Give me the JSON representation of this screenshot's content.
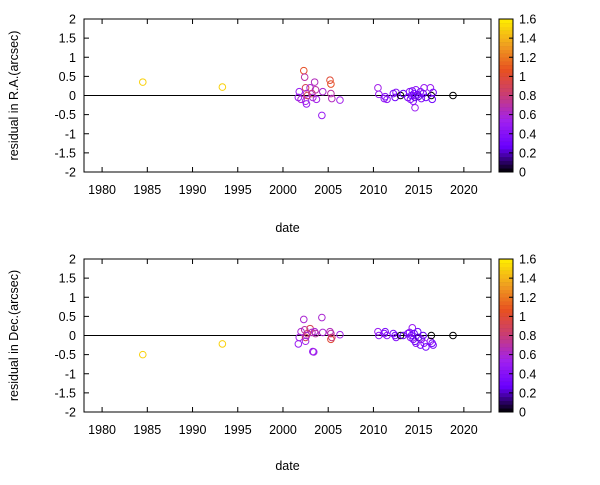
{
  "chart_data": [
    {
      "type": "scatter",
      "xlabel": "date",
      "ylabel": "residual in R.A.(arcsec)",
      "xlim": [
        1978,
        2023
      ],
      "ylim": [
        -2,
        2
      ],
      "xticks": [
        1980,
        1985,
        1990,
        1995,
        2000,
        2005,
        2010,
        2015,
        2020
      ],
      "yticks": [
        -2,
        -1.5,
        -1,
        -0.5,
        0,
        0.5,
        1,
        1.5,
        2
      ],
      "ytick_labels": [
        "-2",
        "-1.5",
        "-1",
        "-0.5",
        "0",
        "0.5",
        "1",
        "1.5",
        "2"
      ],
      "reference_line": 0,
      "colorbar": {
        "range": [
          0,
          1.6
        ],
        "ticks": [
          0,
          0.2,
          0.4,
          0.6,
          0.8,
          1,
          1.2,
          1.4,
          1.6
        ],
        "tick_labels": [
          "0",
          "0.2",
          "0.4",
          "0.6",
          "0.8",
          "1",
          "1.2",
          "1.4",
          "1.6"
        ],
        "palette": [
          "#000000",
          "#6a00ff",
          "#a020f0",
          "#c83c78",
          "#e85020",
          "#f0a020",
          "#ffee00"
        ]
      },
      "points": [
        [
          1984.5,
          0.35,
          1.5
        ],
        [
          1993.3,
          0.22,
          1.5
        ],
        [
          2001.7,
          -0.05,
          0.5
        ],
        [
          2001.8,
          0.1,
          0.5
        ],
        [
          2002.0,
          -0.1,
          0.6
        ],
        [
          2002.3,
          0.65,
          1.05
        ],
        [
          2002.4,
          0.48,
          0.7
        ],
        [
          2002.5,
          0.2,
          0.9
        ],
        [
          2002.5,
          -0.15,
          0.55
        ],
        [
          2002.6,
          -0.22,
          0.5
        ],
        [
          2002.6,
          0.05,
          0.6
        ],
        [
          2002.7,
          0.0,
          0.9
        ],
        [
          2003.0,
          0.2,
          0.6
        ],
        [
          2003.2,
          0.05,
          0.8
        ],
        [
          2003.3,
          -0.05,
          0.6
        ],
        [
          2003.5,
          0.35,
          0.65
        ],
        [
          2003.6,
          0.15,
          0.7
        ],
        [
          2003.7,
          -0.1,
          0.55
        ],
        [
          2004.3,
          -0.52,
          0.5
        ],
        [
          2004.4,
          0.1,
          0.6
        ],
        [
          2005.2,
          0.4,
          1.0
        ],
        [
          2005.3,
          0.3,
          1.05
        ],
        [
          2005.3,
          0.05,
          0.7
        ],
        [
          2005.4,
          -0.08,
          0.65
        ],
        [
          2006.3,
          -0.12,
          0.55
        ],
        [
          2010.5,
          0.2,
          0.55
        ],
        [
          2010.6,
          0.03,
          0.5
        ],
        [
          2011.2,
          -0.08,
          0.45
        ],
        [
          2011.3,
          -0.03,
          0.4
        ],
        [
          2011.5,
          -0.1,
          0.45
        ],
        [
          2012.2,
          0.05,
          0.35
        ],
        [
          2012.4,
          -0.05,
          0.3
        ],
        [
          2012.5,
          0.08,
          0.4
        ],
        [
          2013.0,
          0.0,
          0.0
        ],
        [
          2013.3,
          0.05,
          0.25
        ],
        [
          2013.8,
          -0.05,
          0.35
        ],
        [
          2014.0,
          0.1,
          0.4
        ],
        [
          2014.1,
          -0.1,
          0.45
        ],
        [
          2014.2,
          0.0,
          0.3
        ],
        [
          2014.3,
          0.12,
          0.35
        ],
        [
          2014.4,
          -0.15,
          0.4
        ],
        [
          2014.5,
          0.05,
          0.3
        ],
        [
          2014.6,
          -0.05,
          0.25
        ],
        [
          2014.6,
          -0.32,
          0.5
        ],
        [
          2014.7,
          0.15,
          0.45
        ],
        [
          2014.9,
          0.02,
          0.3
        ],
        [
          2015.0,
          -0.02,
          0.2
        ],
        [
          2015.2,
          0.1,
          0.35
        ],
        [
          2015.3,
          -0.08,
          0.4
        ],
        [
          2015.5,
          0.05,
          0.25
        ],
        [
          2015.6,
          0.2,
          0.5
        ],
        [
          2015.8,
          -0.05,
          0.3
        ],
        [
          2016.3,
          0.2,
          0.5
        ],
        [
          2016.4,
          0.0,
          0.0
        ],
        [
          2016.5,
          -0.1,
          0.3
        ],
        [
          2016.6,
          0.08,
          0.35
        ],
        [
          2018.8,
          0.0,
          0.0
        ]
      ]
    },
    {
      "type": "scatter",
      "xlabel": "date",
      "ylabel": "residual in Dec.(arcsec)",
      "xlim": [
        1978,
        2023
      ],
      "ylim": [
        -2,
        2
      ],
      "xticks": [
        1980,
        1985,
        1990,
        1995,
        2000,
        2005,
        2010,
        2015,
        2020
      ],
      "yticks": [
        -2,
        -1.5,
        -1,
        -0.5,
        0,
        0.5,
        1,
        1.5,
        2
      ],
      "ytick_labels": [
        "-2",
        "-1.5",
        "-1",
        "-0.5",
        "0",
        "0.5",
        "1",
        "1.5",
        "2"
      ],
      "reference_line": 0,
      "colorbar": {
        "range": [
          0,
          1.6
        ],
        "ticks": [
          0,
          0.2,
          0.4,
          0.6,
          0.8,
          1,
          1.2,
          1.4,
          1.6
        ],
        "tick_labels": [
          "0",
          "0.2",
          "0.4",
          "0.6",
          "0.8",
          "1",
          "1.2",
          "1.4",
          "1.6"
        ],
        "palette": [
          "#000000",
          "#6a00ff",
          "#a020f0",
          "#c83c78",
          "#e85020",
          "#f0a020",
          "#ffee00"
        ]
      },
      "points": [
        [
          1984.5,
          -0.5,
          1.5
        ],
        [
          1993.3,
          -0.22,
          1.5
        ],
        [
          2001.7,
          -0.22,
          0.5
        ],
        [
          2001.8,
          -0.05,
          0.55
        ],
        [
          2002.0,
          0.1,
          0.6
        ],
        [
          2002.3,
          0.42,
          0.6
        ],
        [
          2002.4,
          0.15,
          0.7
        ],
        [
          2002.5,
          -0.05,
          0.9
        ],
        [
          2002.5,
          -0.15,
          0.55
        ],
        [
          2002.6,
          0.0,
          0.6
        ],
        [
          2002.7,
          0.05,
          0.8
        ],
        [
          2003.0,
          0.18,
          0.9
        ],
        [
          2003.2,
          0.08,
          0.65
        ],
        [
          2003.3,
          -0.42,
          0.5
        ],
        [
          2003.4,
          -0.43,
          0.55
        ],
        [
          2003.5,
          0.1,
          0.6
        ],
        [
          2003.6,
          0.05,
          0.7
        ],
        [
          2004.3,
          0.47,
          0.6
        ],
        [
          2004.4,
          0.08,
          0.6
        ],
        [
          2005.2,
          0.1,
          0.65
        ],
        [
          2005.3,
          0.05,
          0.7
        ],
        [
          2005.3,
          -0.1,
          1.0
        ],
        [
          2005.4,
          -0.05,
          0.8
        ],
        [
          2006.3,
          0.02,
          0.55
        ],
        [
          2010.5,
          0.1,
          0.5
        ],
        [
          2010.6,
          0.0,
          0.45
        ],
        [
          2011.2,
          0.05,
          0.4
        ],
        [
          2011.3,
          0.1,
          0.35
        ],
        [
          2011.5,
          0.0,
          0.45
        ],
        [
          2012.2,
          0.05,
          0.35
        ],
        [
          2012.4,
          0.0,
          0.3
        ],
        [
          2012.5,
          -0.05,
          0.4
        ],
        [
          2013.0,
          0.0,
          0.0
        ],
        [
          2013.3,
          0.0,
          0.25
        ],
        [
          2013.8,
          0.05,
          0.35
        ],
        [
          2014.0,
          0.08,
          0.4
        ],
        [
          2014.1,
          -0.05,
          0.45
        ],
        [
          2014.2,
          0.0,
          0.3
        ],
        [
          2014.3,
          0.2,
          0.5
        ],
        [
          2014.4,
          -0.1,
          0.4
        ],
        [
          2014.5,
          0.05,
          0.3
        ],
        [
          2014.6,
          -0.15,
          0.25
        ],
        [
          2014.7,
          -0.2,
          0.45
        ],
        [
          2014.9,
          0.1,
          0.3
        ],
        [
          2015.0,
          -0.05,
          0.2
        ],
        [
          2015.2,
          -0.25,
          0.35
        ],
        [
          2015.3,
          -0.1,
          0.4
        ],
        [
          2015.5,
          0.0,
          0.25
        ],
        [
          2015.6,
          -0.2,
          0.5
        ],
        [
          2015.8,
          -0.3,
          0.3
        ],
        [
          2016.3,
          -0.15,
          0.5
        ],
        [
          2016.4,
          0.0,
          0.0
        ],
        [
          2016.5,
          -0.2,
          0.3
        ],
        [
          2016.6,
          -0.25,
          0.35
        ],
        [
          2018.8,
          0.0,
          0.0
        ]
      ]
    }
  ]
}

□ □ □

• _What to do_
Going through the entries above line by line, work out how many lines include the word "ylabel". Only the number is required.

• _Reply_
2